- Your instructions -
Which lines in the data below contain the string "inversión"? Extract each of them and copy it in full.

- Records for the task -
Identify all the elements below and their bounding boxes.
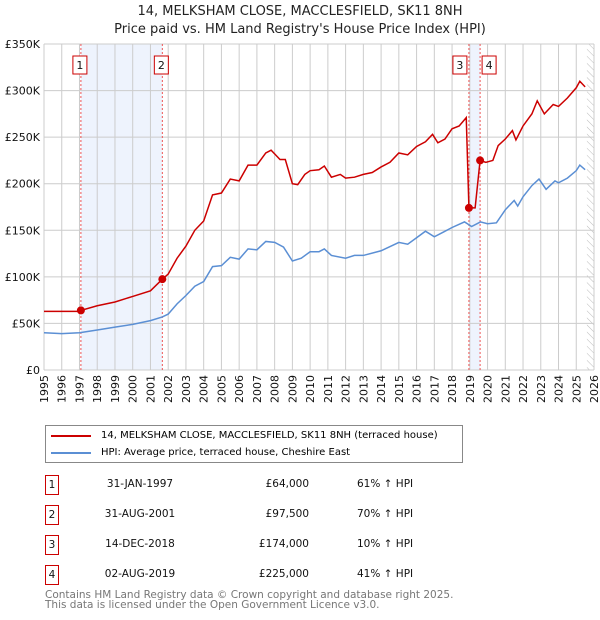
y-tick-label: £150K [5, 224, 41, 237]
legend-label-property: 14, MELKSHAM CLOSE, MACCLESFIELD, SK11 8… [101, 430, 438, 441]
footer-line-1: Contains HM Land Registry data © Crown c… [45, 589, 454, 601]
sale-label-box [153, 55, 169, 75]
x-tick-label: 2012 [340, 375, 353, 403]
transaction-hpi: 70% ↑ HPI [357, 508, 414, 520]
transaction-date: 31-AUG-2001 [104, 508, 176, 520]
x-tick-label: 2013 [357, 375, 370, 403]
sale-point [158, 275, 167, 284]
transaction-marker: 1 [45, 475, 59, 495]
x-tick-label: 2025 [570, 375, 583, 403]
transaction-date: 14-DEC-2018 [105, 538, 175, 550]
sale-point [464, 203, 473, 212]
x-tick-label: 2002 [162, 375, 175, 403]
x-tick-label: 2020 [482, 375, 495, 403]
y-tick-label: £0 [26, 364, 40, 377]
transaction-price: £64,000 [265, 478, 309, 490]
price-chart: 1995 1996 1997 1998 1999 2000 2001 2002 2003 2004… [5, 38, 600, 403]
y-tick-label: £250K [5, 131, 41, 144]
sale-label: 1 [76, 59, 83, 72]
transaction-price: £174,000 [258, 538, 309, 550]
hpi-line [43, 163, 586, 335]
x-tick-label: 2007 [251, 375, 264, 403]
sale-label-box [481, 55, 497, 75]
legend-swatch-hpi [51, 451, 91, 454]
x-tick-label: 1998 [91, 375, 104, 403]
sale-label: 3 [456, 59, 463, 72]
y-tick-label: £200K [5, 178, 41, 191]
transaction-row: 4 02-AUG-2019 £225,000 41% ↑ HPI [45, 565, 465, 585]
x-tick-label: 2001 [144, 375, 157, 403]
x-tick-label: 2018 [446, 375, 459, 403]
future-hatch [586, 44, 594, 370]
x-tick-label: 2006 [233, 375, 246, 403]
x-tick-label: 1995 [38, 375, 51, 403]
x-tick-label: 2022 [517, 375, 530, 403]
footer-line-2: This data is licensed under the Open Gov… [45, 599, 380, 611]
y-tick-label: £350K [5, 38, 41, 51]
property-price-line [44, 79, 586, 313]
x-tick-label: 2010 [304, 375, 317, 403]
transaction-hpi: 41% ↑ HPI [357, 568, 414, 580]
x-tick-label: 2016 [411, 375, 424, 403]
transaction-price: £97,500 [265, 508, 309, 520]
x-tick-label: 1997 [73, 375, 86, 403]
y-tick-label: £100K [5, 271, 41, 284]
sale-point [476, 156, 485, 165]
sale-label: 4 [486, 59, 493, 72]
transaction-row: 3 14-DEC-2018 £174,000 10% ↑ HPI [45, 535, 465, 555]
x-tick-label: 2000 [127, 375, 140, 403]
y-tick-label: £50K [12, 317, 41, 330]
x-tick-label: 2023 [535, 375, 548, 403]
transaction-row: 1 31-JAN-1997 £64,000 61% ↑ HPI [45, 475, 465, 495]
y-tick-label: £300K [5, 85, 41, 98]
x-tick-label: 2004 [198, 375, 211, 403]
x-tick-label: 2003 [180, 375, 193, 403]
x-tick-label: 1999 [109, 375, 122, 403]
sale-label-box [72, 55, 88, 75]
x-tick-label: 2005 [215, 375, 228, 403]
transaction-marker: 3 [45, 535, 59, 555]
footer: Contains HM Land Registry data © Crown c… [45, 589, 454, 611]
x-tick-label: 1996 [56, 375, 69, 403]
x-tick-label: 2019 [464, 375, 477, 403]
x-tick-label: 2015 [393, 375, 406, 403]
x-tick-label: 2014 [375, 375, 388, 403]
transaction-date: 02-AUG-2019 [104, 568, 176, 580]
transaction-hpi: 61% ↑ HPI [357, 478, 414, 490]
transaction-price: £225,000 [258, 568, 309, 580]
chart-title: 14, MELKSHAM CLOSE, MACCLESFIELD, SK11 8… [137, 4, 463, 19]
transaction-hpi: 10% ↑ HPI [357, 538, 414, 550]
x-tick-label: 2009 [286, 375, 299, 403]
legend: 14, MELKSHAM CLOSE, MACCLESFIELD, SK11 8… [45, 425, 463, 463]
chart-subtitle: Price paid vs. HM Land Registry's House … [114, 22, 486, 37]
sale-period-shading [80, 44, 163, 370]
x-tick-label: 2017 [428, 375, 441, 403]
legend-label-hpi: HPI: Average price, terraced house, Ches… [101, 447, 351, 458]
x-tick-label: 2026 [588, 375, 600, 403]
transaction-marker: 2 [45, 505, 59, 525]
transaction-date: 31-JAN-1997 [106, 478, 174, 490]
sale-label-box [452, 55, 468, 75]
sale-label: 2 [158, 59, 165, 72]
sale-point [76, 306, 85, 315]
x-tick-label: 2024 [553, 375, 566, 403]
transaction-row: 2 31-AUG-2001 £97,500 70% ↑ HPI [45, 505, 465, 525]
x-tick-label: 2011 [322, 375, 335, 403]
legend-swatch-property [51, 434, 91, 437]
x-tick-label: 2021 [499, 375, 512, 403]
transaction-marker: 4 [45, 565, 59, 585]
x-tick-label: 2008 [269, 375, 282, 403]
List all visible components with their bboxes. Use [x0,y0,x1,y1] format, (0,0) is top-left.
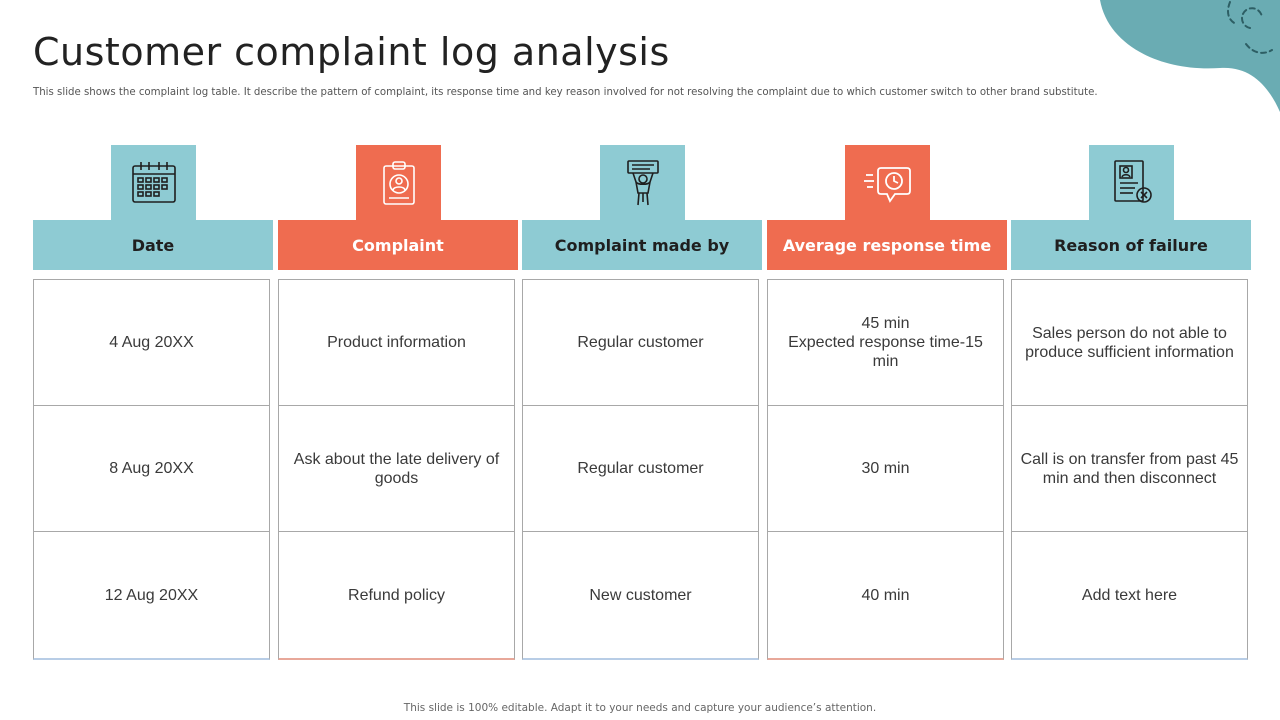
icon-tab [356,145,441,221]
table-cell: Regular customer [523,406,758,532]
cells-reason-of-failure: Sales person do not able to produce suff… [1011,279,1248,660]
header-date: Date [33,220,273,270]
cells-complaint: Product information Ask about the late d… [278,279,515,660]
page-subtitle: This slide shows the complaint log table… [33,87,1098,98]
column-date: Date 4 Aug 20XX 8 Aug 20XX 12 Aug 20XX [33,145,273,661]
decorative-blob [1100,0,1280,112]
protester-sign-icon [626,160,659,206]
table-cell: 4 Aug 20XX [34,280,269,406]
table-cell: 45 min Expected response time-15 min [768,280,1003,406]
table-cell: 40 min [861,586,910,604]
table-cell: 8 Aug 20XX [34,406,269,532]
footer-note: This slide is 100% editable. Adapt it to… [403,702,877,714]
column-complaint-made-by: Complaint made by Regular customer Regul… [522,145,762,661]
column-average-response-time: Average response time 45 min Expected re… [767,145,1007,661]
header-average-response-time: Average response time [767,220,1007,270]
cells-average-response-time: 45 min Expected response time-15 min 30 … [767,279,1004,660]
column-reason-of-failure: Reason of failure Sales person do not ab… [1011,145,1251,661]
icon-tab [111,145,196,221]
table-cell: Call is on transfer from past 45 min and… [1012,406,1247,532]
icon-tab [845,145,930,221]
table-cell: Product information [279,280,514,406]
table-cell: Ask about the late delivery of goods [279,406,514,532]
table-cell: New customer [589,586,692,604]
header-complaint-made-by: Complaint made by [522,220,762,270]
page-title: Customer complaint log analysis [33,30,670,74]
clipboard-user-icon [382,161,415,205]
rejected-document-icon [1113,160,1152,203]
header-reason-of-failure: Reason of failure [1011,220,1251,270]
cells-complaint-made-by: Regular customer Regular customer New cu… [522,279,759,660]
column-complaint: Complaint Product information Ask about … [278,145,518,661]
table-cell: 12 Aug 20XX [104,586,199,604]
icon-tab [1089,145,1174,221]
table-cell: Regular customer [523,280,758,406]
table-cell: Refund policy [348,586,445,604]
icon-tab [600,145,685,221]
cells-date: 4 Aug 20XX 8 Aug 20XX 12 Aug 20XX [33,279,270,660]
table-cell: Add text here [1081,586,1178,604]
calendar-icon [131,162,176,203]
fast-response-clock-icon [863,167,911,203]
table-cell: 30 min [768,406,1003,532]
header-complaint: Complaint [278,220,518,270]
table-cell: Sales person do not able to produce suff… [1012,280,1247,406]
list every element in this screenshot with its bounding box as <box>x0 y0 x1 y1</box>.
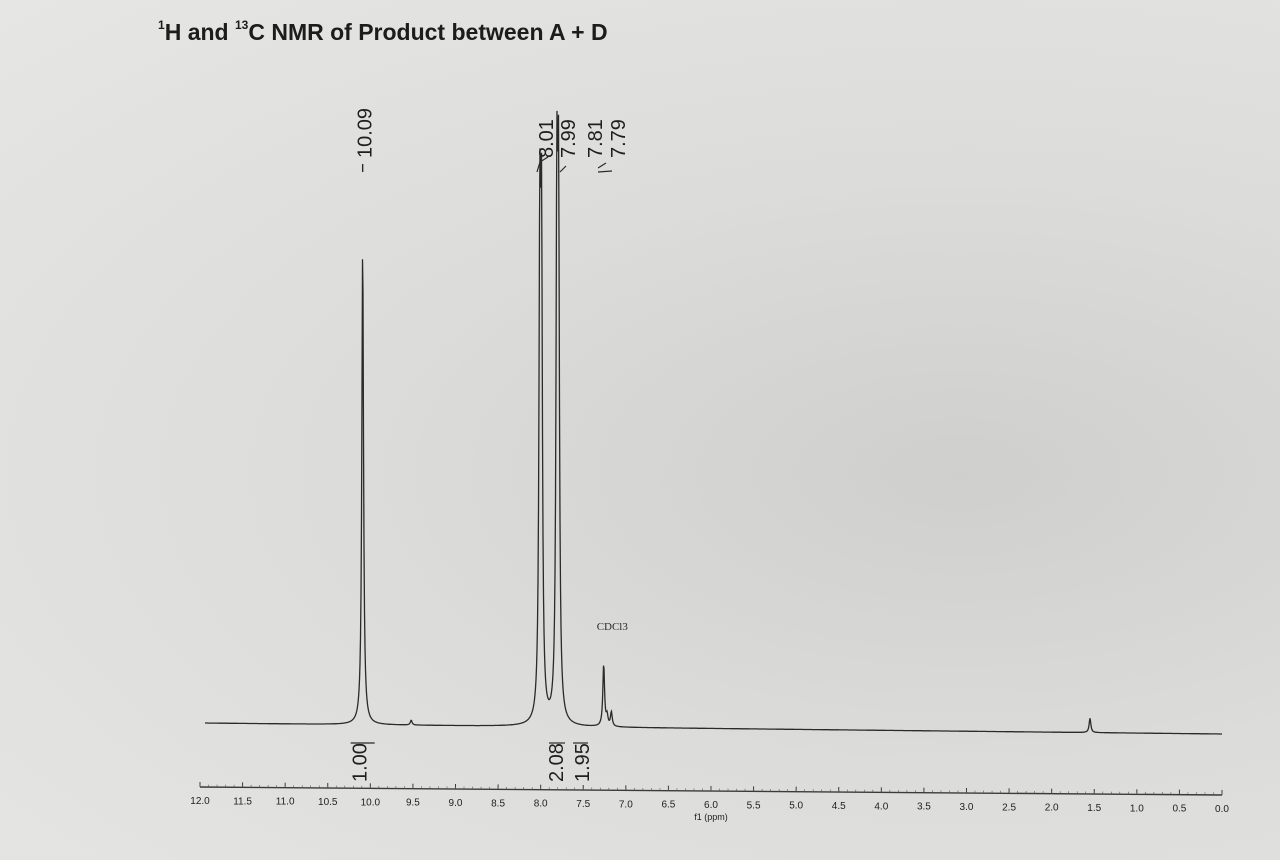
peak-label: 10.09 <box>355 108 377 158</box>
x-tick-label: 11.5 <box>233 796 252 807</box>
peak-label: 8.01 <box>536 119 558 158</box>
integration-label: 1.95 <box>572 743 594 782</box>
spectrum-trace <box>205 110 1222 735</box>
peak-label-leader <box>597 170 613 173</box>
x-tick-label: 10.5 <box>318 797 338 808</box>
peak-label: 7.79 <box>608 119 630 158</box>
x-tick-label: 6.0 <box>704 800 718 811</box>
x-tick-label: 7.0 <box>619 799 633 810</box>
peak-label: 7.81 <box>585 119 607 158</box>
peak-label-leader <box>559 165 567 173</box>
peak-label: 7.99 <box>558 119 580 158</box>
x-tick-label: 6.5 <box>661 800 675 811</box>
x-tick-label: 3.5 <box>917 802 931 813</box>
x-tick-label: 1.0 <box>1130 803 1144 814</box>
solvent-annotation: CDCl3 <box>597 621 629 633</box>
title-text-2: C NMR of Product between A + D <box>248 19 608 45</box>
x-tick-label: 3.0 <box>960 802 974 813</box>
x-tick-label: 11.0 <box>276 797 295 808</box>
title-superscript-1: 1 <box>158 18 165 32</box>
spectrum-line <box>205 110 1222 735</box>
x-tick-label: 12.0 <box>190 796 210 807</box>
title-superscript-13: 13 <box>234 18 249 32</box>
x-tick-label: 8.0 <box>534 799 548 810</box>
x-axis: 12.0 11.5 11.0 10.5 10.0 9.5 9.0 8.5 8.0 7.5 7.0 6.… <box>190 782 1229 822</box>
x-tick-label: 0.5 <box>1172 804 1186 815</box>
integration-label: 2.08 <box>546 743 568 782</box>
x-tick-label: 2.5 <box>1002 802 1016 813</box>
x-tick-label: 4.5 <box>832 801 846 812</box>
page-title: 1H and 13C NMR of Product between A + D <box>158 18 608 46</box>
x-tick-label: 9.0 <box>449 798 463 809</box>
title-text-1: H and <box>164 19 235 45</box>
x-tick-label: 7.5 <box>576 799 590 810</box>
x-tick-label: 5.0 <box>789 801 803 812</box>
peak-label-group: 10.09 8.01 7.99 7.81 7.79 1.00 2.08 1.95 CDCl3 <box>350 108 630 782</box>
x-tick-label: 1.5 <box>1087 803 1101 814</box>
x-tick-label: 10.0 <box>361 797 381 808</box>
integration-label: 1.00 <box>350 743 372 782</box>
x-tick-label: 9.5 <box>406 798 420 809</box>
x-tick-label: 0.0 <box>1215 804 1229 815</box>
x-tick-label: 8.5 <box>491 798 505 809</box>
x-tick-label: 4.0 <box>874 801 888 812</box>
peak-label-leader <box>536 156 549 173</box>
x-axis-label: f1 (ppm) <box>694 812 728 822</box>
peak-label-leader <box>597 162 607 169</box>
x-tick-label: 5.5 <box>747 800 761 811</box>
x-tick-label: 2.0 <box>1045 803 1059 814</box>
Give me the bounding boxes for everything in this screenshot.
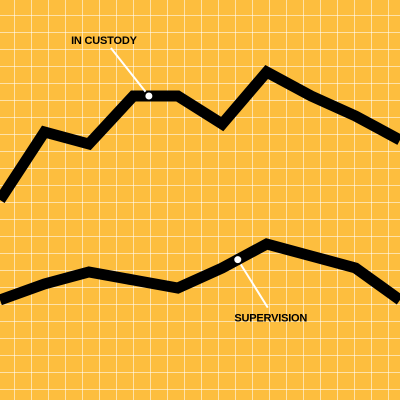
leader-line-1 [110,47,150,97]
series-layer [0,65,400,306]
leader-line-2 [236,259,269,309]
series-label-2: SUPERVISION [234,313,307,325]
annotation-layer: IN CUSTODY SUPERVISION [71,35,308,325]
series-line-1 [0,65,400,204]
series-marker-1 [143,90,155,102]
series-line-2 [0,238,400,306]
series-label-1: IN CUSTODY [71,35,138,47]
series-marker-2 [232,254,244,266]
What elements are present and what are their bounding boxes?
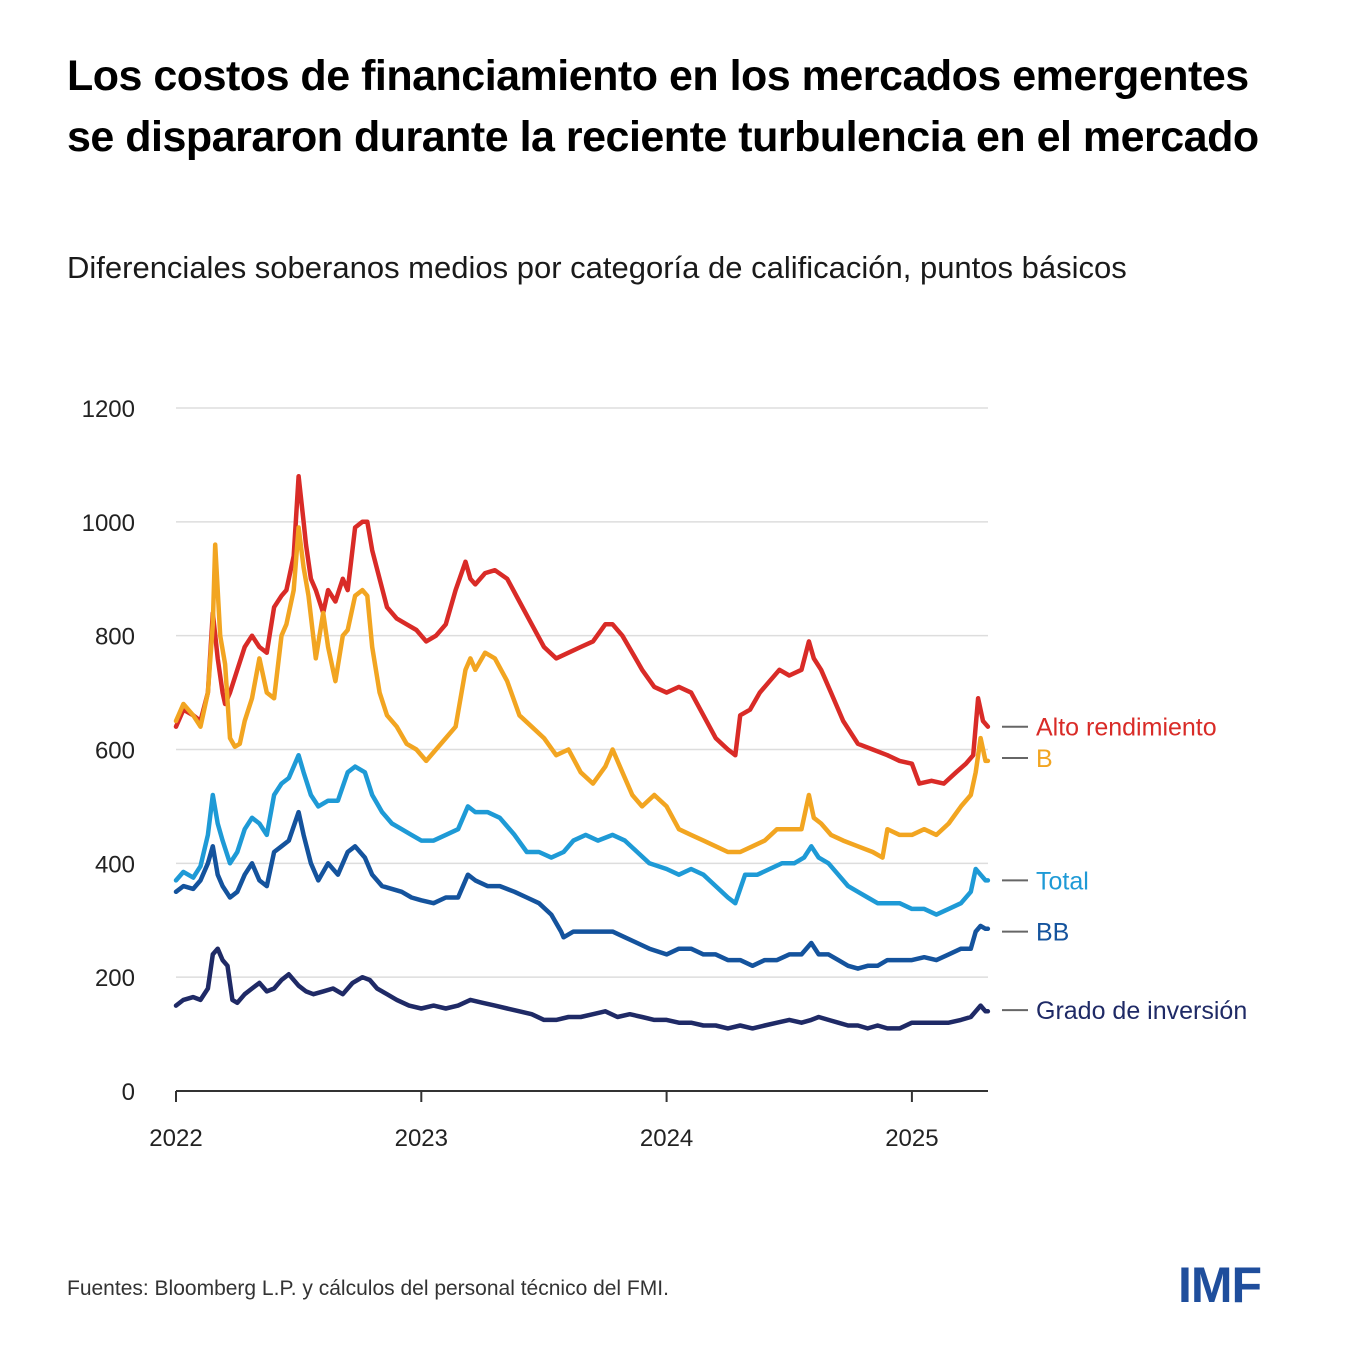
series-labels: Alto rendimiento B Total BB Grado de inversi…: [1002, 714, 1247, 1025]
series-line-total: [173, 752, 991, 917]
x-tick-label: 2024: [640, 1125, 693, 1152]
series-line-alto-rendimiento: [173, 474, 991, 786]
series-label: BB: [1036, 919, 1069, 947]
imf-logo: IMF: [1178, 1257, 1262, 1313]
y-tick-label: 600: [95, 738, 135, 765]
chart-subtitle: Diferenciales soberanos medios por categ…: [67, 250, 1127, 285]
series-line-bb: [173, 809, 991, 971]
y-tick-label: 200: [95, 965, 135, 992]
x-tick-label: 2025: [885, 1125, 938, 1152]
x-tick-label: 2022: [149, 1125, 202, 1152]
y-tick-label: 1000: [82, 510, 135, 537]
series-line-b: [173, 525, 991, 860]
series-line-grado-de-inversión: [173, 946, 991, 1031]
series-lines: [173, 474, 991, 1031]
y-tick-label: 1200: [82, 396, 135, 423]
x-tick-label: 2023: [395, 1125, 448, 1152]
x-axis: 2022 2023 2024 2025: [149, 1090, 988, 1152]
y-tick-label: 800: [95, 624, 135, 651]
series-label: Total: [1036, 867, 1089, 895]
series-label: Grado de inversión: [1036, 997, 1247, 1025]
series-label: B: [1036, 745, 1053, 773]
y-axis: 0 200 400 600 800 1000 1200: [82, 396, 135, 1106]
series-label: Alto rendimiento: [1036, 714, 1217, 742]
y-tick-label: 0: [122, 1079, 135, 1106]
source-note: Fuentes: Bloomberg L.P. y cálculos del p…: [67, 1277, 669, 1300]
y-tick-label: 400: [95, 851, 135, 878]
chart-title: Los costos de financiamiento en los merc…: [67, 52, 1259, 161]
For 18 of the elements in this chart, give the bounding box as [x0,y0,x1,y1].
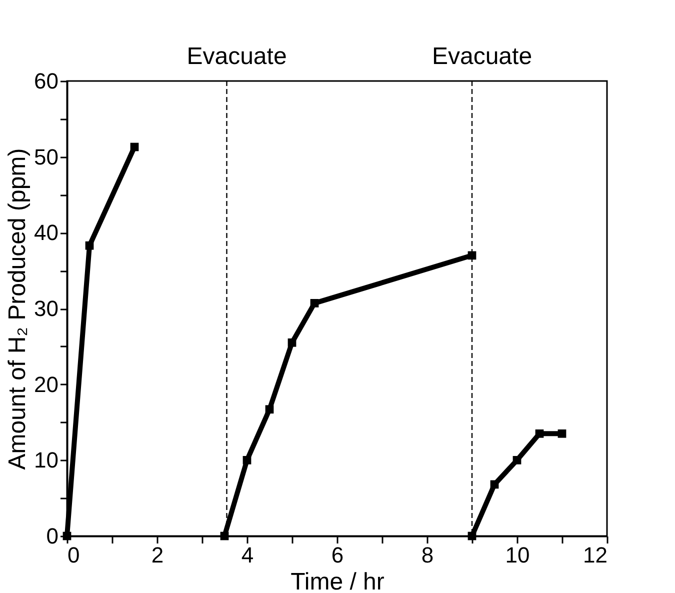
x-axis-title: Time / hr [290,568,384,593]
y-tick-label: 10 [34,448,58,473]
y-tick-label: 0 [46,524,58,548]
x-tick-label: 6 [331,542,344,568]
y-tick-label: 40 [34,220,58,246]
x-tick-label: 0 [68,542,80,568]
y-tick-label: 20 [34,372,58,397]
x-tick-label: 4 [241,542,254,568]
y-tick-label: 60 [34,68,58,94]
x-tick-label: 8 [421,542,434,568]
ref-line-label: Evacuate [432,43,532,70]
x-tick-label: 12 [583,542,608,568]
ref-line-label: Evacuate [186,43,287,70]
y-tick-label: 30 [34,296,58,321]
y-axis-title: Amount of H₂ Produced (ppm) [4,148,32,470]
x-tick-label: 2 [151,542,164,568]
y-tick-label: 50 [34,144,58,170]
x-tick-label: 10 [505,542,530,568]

- Result of the task -
series-line-grado-de-inversión: [173, 946, 991, 1031]
series-label: Grado de inversión: [1036, 997, 1247, 1025]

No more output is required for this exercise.